* [Given exercise]
Set down the records once more, please, exactly and with the pictures left out.

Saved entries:

· · · · · · ·

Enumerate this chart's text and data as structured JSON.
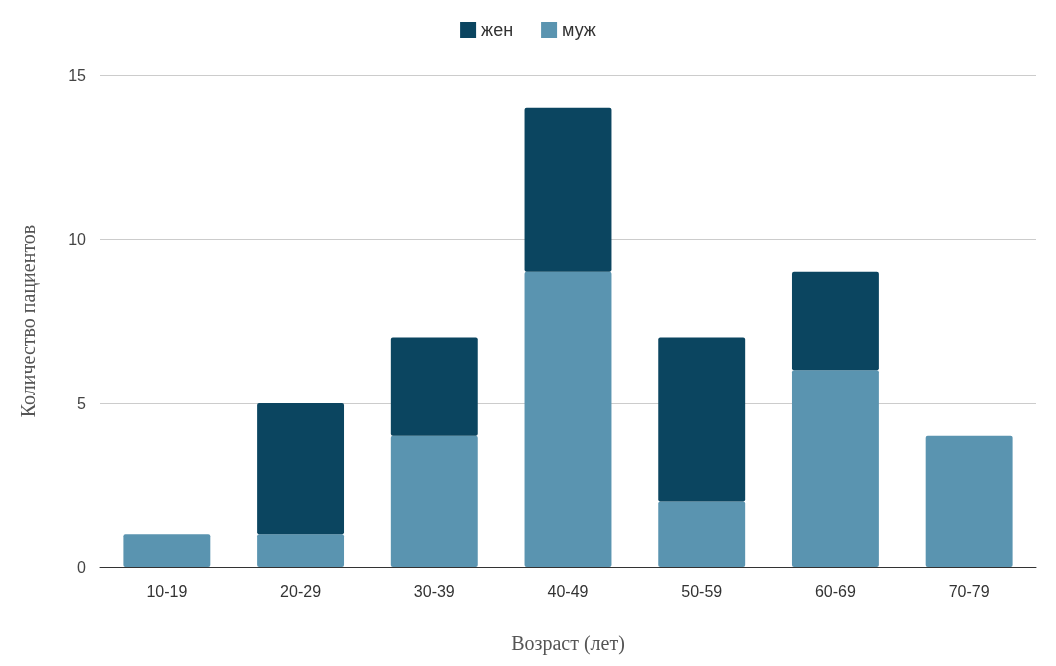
{
  "chart_data": {
    "type": "bar",
    "stacked": true,
    "xlabel": "Возраст (лет)",
    "ylabel": "Количество пациентов",
    "categories": [
      "10-19",
      "20-29",
      "30-39",
      "40-49",
      "50-59",
      "60-69",
      "70-79"
    ],
    "series": [
      {
        "name": "муж",
        "color": "#5a94b0",
        "values": [
          1,
          1,
          4,
          9,
          2,
          6,
          4
        ]
      },
      {
        "name": "жен",
        "color": "#0b4560",
        "values": [
          0,
          4,
          3,
          5,
          5,
          3,
          0
        ]
      }
    ],
    "ylim": [
      0,
      15
    ],
    "yticks": [
      0,
      5,
      10,
      15
    ],
    "grid": "y",
    "legend": "top"
  }
}
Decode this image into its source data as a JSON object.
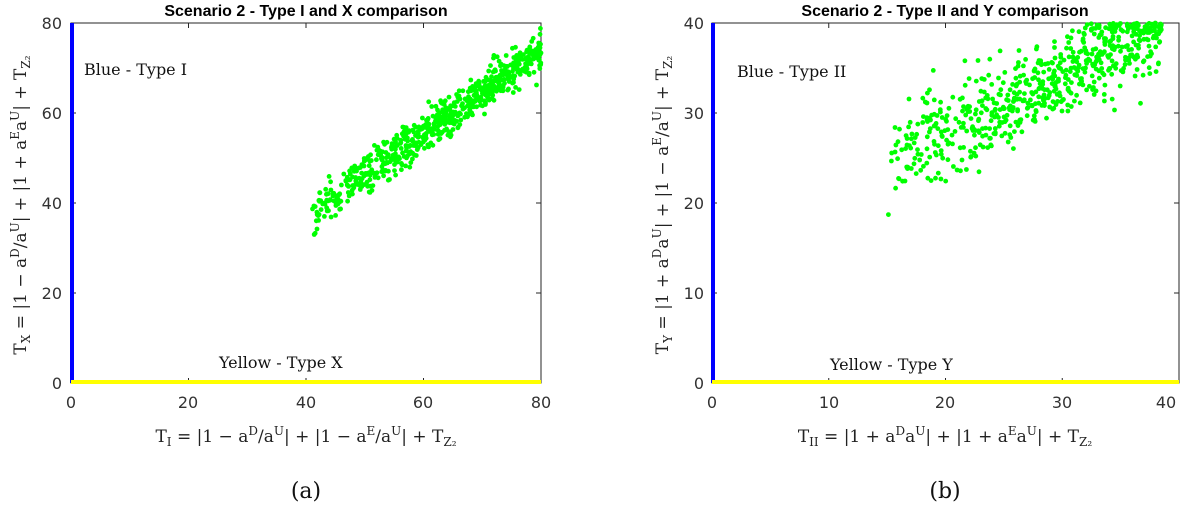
{
  "colors": {
    "blue": "#0000ff",
    "yellow": "#ffff00",
    "points": "#00ff00"
  },
  "chart_data": [
    {
      "type": "scatter",
      "title": "Scenario 2 - Type I and X comparison",
      "xlabel": "T_I = |1 − a^D/a^U| + |1 − a^E/a^U| + T_{Z_2}",
      "ylabel": "T_X = |1 − a^D/a^U| + |1 + a^E a^U| + T_{Z_2}",
      "xlim": [
        0,
        80
      ],
      "ylim": [
        0,
        80
      ],
      "xticks": [
        "0",
        "20",
        "40",
        "60",
        "80"
      ],
      "yticks": [
        "0",
        "20",
        "40",
        "60",
        "80"
      ],
      "annotations": [
        "Blue - Type I",
        "Yellow - Type X"
      ],
      "caption": "(a)",
      "grid": false,
      "series": [
        {
          "color": "#00ff00",
          "cloud": {
            "count": 700,
            "x_range": [
              41,
              80
            ],
            "y_at_xmin": 38,
            "y_at_xmax": 74,
            "spread": 2.2
          }
        },
        {
          "color": "#0000ff",
          "shape": "vertical line on y-axis",
          "x": 0,
          "y_range": [
            0,
            80
          ]
        },
        {
          "color": "#ffff00",
          "shape": "horizontal line on x-axis",
          "y": 0,
          "x_range": [
            0,
            80
          ]
        }
      ]
    },
    {
      "type": "scatter",
      "title": "Scenario 2 - Type II and Y comparison",
      "xlabel": "T_II = |1 + a^D a^U| + |1 + a^E a^U| + T_{Z_2}",
      "ylabel": "T_Y = |1 + a^D a^U| + |1 − a^E/a^U| + T_{Z_2}",
      "xlim": [
        0,
        40
      ],
      "ylim": [
        0,
        40
      ],
      "xticks": [
        "0",
        "10",
        "20",
        "30",
        "40"
      ],
      "yticks": [
        "0",
        "10",
        "20",
        "30",
        "40"
      ],
      "annotations": [
        "Blue - Type II",
        "Yellow - Type Y"
      ],
      "caption": "(b)",
      "grid": false,
      "series": [
        {
          "color": "#00ff00",
          "cloud": {
            "count": 650,
            "x_range": [
              15,
              38.5
            ],
            "y_at_xmin": 24,
            "y_at_xmax": 40,
            "spread": 2.6,
            "ymax": 40
          }
        },
        {
          "color": "#0000ff",
          "shape": "vertical line on y-axis",
          "x": 0,
          "y_range": [
            0,
            40
          ]
        },
        {
          "color": "#ffff00",
          "shape": "horizontal line on x-axis",
          "y": 0,
          "x_range": [
            0,
            40
          ]
        }
      ]
    }
  ]
}
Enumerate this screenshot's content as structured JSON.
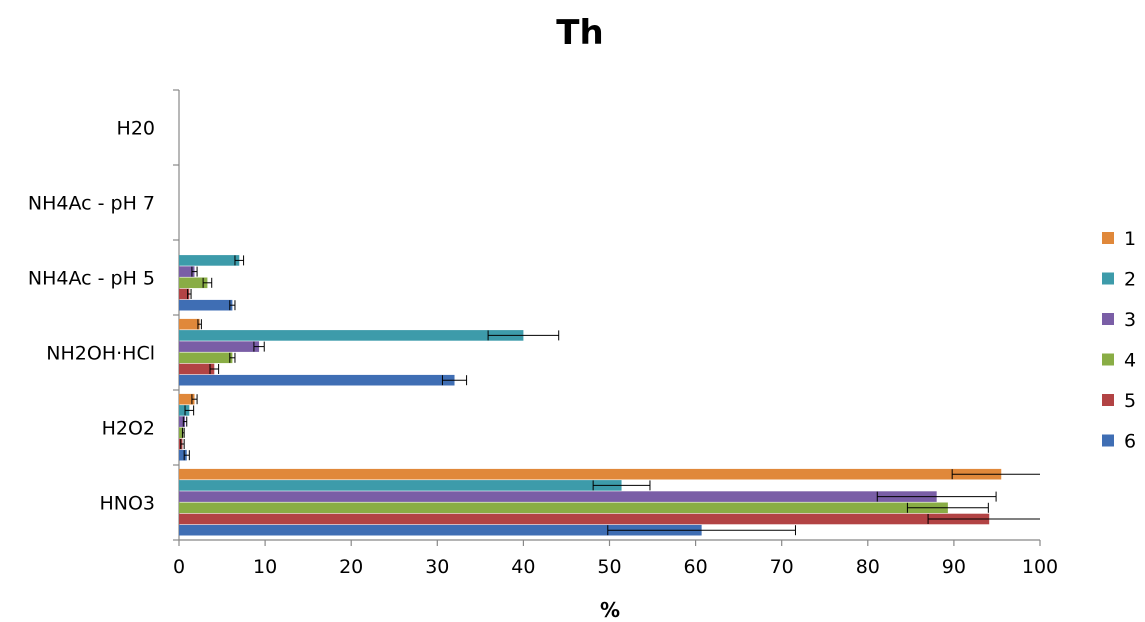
{
  "chart_data": {
    "type": "bar",
    "orientation": "horizontal",
    "title": "Th",
    "xlabel": "%",
    "ylabel": "",
    "xlim": [
      0,
      100
    ],
    "x_ticks": [
      "0",
      "10",
      "20",
      "30",
      "40",
      "50",
      "60",
      "70",
      "80",
      "90",
      "100"
    ],
    "categories": [
      "H20",
      "NH4Ac - pH 7",
      "NH4Ac - pH 5",
      "NH2OH·HCl",
      "H2O2",
      "HNO3"
    ],
    "legend_position": "right",
    "grid": false,
    "series": [
      {
        "name": "1",
        "color": "#E0883A",
        "values": [
          0,
          0,
          0,
          2.4,
          1.8,
          95.5
        ],
        "errors": [
          0,
          0,
          0,
          0.2,
          0.3,
          5.7
        ]
      },
      {
        "name": "2",
        "color": "#3D9BAA",
        "values": [
          0,
          0,
          7.0,
          40.0,
          1.2,
          51.4
        ],
        "errors": [
          0,
          0,
          0.5,
          4.1,
          0.5,
          3.3
        ]
      },
      {
        "name": "3",
        "color": "#7A5EA6",
        "values": [
          0,
          0,
          1.8,
          9.3,
          0.7,
          88.0
        ],
        "errors": [
          0,
          0,
          0.3,
          0.6,
          0.2,
          6.9
        ]
      },
      {
        "name": "4",
        "color": "#89AD45",
        "values": [
          0,
          0,
          3.3,
          6.2,
          0.5,
          89.3
        ],
        "errors": [
          0,
          0,
          0.5,
          0.3,
          0.1,
          4.7
        ]
      },
      {
        "name": "5",
        "color": "#B24344",
        "values": [
          0,
          0,
          1.2,
          4.1,
          0.4,
          94.1
        ],
        "errors": [
          0,
          0,
          0.2,
          0.5,
          0.2,
          7.1
        ]
      },
      {
        "name": "6",
        "color": "#3F6EB4",
        "values": [
          0,
          0,
          6.2,
          32.0,
          0.9,
          60.7
        ],
        "errors": [
          0,
          0,
          0.3,
          1.4,
          0.3,
          10.9
        ]
      }
    ]
  }
}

· · · · · · ·

* [Reply to the task]
Enumerate this chart's text and data as structured JSON.
{
  "chart_data": {
    "type": "bar",
    "stacked": true,
    "xlabel": "Возраст (лет)",
    "ylabel": "Количество пациентов",
    "categories": [
      "10-19",
      "20-29",
      "30-39",
      "40-49",
      "50-59",
      "60-69",
      "70-79"
    ],
    "series": [
      {
        "name": "муж",
        "color": "#5a94b0",
        "values": [
          1,
          1,
          4,
          9,
          2,
          6,
          4
        ]
      },
      {
        "name": "жен",
        "color": "#0b4560",
        "values": [
          0,
          4,
          3,
          5,
          5,
          3,
          0
        ]
      }
    ],
    "ylim": [
      0,
      15
    ],
    "yticks": [
      0,
      5,
      10,
      15
    ],
    "grid": "y",
    "legend": "top"
  }
}
Decode this image into its source data as a JSON object.
{
  "colors": {
    "blue": "#0000ff",
    "yellow": "#ffff00",
    "points": "#00ff00"
  },
  "chart_data": [
    {
      "type": "scatter",
      "title": "Scenario 2 - Type I and X comparison",
      "xlabel": "T_I = |1 − a^D/a^U| + |1 − a^E/a^U| + T_{Z_2}",
      "ylabel": "T_X = |1 − a^D/a^U| + |1 + a^E a^U| + T_{Z_2}",
      "xlim": [
        0,
        80
      ],
      "ylim": [
        0,
        80
      ],
      "xticks": [
        "0",
        "20",
        "40",
        "60",
        "80"
      ],
      "yticks": [
        "0",
        "20",
        "40",
        "60",
        "80"
      ],
      "annotations": [
        "Blue - Type I",
        "Yellow - Type X"
      ],
      "caption": "(a)",
      "grid": false,
      "series": [
        {
          "color": "#00ff00",
          "cloud": {
            "count": 700,
            "x_range": [
              41,
              80
            ],
            "y_at_xmin": 38,
            "y_at_xmax": 74,
            "spread": 2.2
          }
        },
        {
          "color": "#0000ff",
          "shape": "vertical line on y-axis",
          "x": 0,
          "y_range": [
            0,
            80
          ]
        },
        {
          "color": "#ffff00",
          "shape": "horizontal line on x-axis",
          "y": 0,
          "x_range": [
            0,
            80
          ]
        }
      ]
    },
    {
      "type": "scatter",
      "title": "Scenario 2 - Type II and Y comparison",
      "xlabel": "T_II = |1 + a^D a^U| + |1 + a^E a^U| + T_{Z_2}",
      "ylabel": "T_Y = |1 + a^D a^U| + |1 − a^E/a^U| + T_{Z_2}",
      "xlim": [
        0,
        40
      ],
      "ylim": [
        0,
        40
      ],
      "xticks": [
        "0",
        "10",
        "20",
        "30",
        "40"
      ],
      "yticks": [
        "0",
        "10",
        "20",
        "30",
        "40"
      ],
      "annotations": [
        "Blue - Type II",
        "Yellow - Type Y"
      ],
      "caption": "(b)",
      "grid": false,
      "series": [
        {
          "color": "#00ff00",
          "cloud": {
            "count": 650,
            "x_range": [
              15,
              38.5
            ],
            "y_at_xmin": 24,
            "y_at_xmax": 40,
            "spread": 2.6,
            "ymax": 40
          }
        },
        {
          "color": "#0000ff",
          "shape": "vertical line on y-axis",
          "x": 0,
          "y_range": [
            0,
            40
          ]
        },
        {
          "color": "#ffff00",
          "shape": "horizontal line on x-axis",
          "y": 0,
          "x_range": [
            0,
            40
          ]
        }
      ]
    }
  ]
}
Enumerate this screenshot's content as structured JSON.
{
  "chart_data": {
    "type": "bar",
    "orientation": "horizontal",
    "title": "Th",
    "xlabel": "%",
    "ylabel": "",
    "xlim": [
      0,
      100
    ],
    "x_ticks": [
      "0",
      "10",
      "20",
      "30",
      "40",
      "50",
      "60",
      "70",
      "80",
      "90",
      "100"
    ],
    "categories": [
      "H20",
      "NH4Ac - pH 7",
      "NH4Ac - pH 5",
      "NH2OH·HCl",
      "H2O2",
      "HNO3"
    ],
    "legend_position": "right",
    "grid": false,
    "series": [
      {
        "name": "1",
        "color": "#E0883A",
        "values": [
          0,
          0,
          0,
          2.4,
          1.8,
          95.5
        ],
        "errors": [
          0,
          0,
          0,
          0.2,
          0.3,
          5.7
        ]
      },
      {
        "name": "2",
        "color": "#3D9BAA",
        "values": [
          0,
          0,
          7.0,
          40.0,
          1.2,
          51.4
        ],
        "errors": [
          0,
          0,
          0.5,
          4.1,
          0.5,
          3.3
        ]
      },
      {
        "name": "3",
        "color": "#7A5EA6",
        "values": [
          0,
          0,
          1.8,
          9.3,
          0.7,
          88.0
        ],
        "errors": [
          0,
          0,
          0.3,
          0.6,
          0.2,
          6.9
        ]
      },
      {
        "name": "4",
        "color": "#89AD45",
        "values": [
          0,
          0,
          3.3,
          6.2,
          0.5,
          89.3
        ],
        "errors": [
          0,
          0,
          0.5,
          0.3,
          0.1,
          4.7
        ]
      },
      {
        "name": "5",
        "color": "#B24344",
        "values": [
          0,
          0,
          1.2,
          4.1,
          0.4,
          94.1
        ],
        "errors": [
          0,
          0,
          0.2,
          0.5,
          0.2,
          7.1
        ]
      },
      {
        "name": "6",
        "color": "#3F6EB4",
        "values": [
          0,
          0,
          6.2,
          32.0,
          0.9,
          60.7
        ],
        "errors": [
          0,
          0,
          0.3,
          1.4,
          0.3,
          10.9
        ]
      }
    ]
  }
}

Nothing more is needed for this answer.